Collected data entries:
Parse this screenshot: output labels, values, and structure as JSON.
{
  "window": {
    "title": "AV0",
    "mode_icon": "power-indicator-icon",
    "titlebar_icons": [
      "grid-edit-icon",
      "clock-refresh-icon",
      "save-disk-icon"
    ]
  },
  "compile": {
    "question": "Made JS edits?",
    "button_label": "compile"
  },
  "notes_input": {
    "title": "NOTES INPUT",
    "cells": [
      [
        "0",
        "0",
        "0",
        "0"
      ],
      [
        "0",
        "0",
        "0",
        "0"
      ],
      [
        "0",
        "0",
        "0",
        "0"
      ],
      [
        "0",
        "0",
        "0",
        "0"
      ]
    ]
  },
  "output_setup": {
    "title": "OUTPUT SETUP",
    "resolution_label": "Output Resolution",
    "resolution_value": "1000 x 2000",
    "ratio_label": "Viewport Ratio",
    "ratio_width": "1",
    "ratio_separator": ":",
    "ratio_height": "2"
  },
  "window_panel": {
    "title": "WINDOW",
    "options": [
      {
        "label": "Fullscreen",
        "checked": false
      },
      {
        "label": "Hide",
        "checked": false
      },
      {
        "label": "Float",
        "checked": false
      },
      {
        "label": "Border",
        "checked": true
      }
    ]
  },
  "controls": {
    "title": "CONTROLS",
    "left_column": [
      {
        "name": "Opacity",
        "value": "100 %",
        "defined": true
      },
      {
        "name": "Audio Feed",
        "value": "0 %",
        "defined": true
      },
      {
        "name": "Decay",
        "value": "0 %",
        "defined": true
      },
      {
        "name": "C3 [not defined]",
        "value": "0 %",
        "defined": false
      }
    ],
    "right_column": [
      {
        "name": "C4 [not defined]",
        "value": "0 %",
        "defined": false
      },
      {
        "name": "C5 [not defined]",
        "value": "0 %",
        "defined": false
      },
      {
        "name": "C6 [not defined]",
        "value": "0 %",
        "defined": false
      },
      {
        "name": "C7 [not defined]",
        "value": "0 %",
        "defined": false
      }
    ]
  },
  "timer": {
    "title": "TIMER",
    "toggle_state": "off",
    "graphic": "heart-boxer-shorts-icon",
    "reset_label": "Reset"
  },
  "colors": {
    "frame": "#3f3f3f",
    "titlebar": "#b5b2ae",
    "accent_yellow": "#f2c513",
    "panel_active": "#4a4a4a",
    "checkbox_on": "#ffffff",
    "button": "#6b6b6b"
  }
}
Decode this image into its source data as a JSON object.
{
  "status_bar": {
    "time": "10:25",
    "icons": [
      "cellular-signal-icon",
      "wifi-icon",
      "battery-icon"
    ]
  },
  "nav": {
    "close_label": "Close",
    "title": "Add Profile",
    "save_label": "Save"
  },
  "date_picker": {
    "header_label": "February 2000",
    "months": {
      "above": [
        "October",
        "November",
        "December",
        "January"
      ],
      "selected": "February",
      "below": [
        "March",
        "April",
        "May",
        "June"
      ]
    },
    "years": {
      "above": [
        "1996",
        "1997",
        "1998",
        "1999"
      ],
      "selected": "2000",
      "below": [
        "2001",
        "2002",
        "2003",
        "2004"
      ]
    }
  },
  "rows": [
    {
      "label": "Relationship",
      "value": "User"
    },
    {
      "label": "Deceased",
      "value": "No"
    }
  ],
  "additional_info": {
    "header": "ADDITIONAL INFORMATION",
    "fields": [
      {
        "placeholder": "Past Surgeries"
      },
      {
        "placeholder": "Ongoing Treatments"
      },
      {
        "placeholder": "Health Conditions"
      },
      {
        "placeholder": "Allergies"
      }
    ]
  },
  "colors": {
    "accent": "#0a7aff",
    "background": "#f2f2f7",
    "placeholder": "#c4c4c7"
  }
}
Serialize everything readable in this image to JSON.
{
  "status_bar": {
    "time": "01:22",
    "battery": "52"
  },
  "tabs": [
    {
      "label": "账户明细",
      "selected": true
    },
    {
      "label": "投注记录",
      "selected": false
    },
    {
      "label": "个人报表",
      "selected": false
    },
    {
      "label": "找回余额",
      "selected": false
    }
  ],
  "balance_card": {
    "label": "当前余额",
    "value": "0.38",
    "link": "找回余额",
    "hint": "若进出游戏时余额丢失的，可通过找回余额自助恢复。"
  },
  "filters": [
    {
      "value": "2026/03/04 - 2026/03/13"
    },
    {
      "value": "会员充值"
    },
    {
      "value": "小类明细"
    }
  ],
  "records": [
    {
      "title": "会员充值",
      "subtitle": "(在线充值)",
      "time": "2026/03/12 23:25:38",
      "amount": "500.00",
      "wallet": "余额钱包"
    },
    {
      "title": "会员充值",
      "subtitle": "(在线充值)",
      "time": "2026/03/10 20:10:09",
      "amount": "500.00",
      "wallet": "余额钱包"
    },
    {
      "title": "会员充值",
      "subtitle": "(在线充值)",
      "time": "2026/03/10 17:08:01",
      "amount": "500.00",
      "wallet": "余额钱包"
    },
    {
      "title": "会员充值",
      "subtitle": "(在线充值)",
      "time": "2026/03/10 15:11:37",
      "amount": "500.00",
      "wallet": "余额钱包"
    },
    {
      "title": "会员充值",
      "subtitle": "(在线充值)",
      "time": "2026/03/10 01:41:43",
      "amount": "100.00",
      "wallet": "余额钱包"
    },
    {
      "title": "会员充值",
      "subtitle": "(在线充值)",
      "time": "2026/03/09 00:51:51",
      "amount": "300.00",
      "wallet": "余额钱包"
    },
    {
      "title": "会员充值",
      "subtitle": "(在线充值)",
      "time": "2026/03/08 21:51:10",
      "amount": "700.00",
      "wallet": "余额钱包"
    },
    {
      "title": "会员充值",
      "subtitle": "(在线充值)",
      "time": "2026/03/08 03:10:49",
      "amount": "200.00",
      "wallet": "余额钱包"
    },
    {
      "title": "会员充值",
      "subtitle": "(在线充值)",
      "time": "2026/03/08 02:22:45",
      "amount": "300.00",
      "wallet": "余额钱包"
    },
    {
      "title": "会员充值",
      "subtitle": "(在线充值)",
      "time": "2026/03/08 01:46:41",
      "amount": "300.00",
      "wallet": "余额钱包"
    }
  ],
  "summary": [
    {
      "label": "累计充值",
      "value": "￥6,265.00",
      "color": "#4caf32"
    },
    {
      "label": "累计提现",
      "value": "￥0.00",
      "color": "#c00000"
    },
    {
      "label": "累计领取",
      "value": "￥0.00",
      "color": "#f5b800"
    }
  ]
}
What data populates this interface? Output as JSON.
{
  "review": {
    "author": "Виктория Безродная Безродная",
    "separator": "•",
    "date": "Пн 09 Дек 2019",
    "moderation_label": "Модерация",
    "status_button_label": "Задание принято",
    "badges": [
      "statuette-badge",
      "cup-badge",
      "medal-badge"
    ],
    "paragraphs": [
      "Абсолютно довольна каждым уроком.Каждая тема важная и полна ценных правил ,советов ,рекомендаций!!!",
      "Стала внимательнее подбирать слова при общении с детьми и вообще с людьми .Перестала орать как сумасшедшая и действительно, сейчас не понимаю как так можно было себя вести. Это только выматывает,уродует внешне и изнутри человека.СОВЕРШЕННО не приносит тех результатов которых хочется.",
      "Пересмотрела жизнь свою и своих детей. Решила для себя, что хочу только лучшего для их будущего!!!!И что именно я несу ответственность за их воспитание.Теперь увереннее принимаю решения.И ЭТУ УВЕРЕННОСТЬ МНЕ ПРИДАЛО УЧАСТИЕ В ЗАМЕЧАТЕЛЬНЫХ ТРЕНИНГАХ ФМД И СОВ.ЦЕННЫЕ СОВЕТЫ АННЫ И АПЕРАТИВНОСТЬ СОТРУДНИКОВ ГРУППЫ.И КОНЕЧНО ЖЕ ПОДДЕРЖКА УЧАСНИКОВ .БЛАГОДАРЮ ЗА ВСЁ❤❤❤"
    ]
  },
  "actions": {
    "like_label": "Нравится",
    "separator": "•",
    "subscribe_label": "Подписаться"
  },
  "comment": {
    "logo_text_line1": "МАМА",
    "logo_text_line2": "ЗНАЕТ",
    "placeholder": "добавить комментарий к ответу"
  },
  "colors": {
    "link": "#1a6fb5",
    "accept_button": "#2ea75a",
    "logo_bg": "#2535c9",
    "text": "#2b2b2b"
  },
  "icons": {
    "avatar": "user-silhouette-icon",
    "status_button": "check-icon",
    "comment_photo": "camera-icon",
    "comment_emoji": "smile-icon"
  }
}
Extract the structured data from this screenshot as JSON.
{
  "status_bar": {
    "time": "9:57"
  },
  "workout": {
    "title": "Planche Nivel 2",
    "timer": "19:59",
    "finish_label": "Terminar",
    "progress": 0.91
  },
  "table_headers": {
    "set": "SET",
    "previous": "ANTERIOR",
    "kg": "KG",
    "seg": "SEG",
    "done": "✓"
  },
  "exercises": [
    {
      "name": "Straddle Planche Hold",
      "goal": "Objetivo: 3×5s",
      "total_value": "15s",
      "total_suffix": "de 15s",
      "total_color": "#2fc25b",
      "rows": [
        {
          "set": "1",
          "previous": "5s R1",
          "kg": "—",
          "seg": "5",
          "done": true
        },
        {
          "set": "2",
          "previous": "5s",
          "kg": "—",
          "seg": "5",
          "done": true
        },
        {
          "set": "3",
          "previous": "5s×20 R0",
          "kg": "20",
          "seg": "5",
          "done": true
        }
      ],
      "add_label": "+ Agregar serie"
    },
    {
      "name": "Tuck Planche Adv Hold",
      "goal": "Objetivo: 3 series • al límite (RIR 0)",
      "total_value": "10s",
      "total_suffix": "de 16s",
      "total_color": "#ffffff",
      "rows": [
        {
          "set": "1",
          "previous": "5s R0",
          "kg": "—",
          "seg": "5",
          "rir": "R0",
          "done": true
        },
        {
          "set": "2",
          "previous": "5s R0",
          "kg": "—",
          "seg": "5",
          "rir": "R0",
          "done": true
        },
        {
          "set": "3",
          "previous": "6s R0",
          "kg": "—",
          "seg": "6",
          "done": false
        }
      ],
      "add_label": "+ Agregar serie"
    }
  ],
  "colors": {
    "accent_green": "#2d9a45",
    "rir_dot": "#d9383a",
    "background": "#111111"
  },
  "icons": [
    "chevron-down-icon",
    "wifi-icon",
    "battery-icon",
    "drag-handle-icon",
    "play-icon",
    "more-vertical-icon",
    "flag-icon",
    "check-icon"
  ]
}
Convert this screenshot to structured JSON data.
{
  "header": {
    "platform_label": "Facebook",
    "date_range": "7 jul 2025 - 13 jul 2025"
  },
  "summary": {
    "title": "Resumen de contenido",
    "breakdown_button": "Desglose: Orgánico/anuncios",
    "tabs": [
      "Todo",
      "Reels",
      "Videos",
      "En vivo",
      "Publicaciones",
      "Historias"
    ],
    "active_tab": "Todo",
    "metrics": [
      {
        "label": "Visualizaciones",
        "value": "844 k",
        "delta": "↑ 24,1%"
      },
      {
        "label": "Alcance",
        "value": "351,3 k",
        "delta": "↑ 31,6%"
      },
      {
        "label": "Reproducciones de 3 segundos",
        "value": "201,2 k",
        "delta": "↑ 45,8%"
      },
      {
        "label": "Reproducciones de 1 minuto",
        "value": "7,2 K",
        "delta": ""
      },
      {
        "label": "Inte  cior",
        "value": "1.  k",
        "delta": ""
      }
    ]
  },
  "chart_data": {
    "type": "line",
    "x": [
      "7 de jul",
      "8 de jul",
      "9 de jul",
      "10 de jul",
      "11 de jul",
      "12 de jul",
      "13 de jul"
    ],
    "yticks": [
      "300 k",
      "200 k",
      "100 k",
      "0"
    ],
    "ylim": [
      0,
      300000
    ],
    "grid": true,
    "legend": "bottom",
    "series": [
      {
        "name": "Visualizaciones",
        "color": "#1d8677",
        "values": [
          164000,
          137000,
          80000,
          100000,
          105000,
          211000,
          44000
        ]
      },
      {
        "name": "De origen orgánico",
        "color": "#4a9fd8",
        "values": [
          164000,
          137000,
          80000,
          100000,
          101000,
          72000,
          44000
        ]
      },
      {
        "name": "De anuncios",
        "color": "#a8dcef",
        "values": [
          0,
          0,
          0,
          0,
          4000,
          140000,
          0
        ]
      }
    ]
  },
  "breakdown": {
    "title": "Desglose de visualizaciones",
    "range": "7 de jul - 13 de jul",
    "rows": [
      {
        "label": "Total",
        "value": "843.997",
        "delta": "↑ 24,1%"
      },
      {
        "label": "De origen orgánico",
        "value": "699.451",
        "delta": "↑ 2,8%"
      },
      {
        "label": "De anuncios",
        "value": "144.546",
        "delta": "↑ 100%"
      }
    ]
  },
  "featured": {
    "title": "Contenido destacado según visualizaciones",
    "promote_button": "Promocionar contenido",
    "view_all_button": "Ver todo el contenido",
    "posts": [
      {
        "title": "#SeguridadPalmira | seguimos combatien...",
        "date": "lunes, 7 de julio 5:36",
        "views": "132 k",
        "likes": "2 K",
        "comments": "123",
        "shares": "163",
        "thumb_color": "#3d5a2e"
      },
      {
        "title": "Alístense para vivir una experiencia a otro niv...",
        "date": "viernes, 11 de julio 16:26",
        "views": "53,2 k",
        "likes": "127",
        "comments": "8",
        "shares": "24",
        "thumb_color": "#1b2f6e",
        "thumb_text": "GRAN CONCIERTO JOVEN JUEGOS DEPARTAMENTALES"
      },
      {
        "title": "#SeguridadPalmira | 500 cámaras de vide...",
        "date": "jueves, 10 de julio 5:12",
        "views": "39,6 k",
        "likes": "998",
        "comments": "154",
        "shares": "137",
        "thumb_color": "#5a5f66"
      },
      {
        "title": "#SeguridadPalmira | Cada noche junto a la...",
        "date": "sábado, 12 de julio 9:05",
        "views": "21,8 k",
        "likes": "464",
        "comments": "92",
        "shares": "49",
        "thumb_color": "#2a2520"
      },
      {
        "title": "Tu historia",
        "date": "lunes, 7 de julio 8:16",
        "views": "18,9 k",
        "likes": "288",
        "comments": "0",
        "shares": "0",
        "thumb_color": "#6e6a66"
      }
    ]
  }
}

Brief >>
Gather each line that holds "Reproducciones".

Reply to the exercise >>
        "label": "Reproducciones de 3 segundos",
        "label": "Reproducciones de 1 minuto",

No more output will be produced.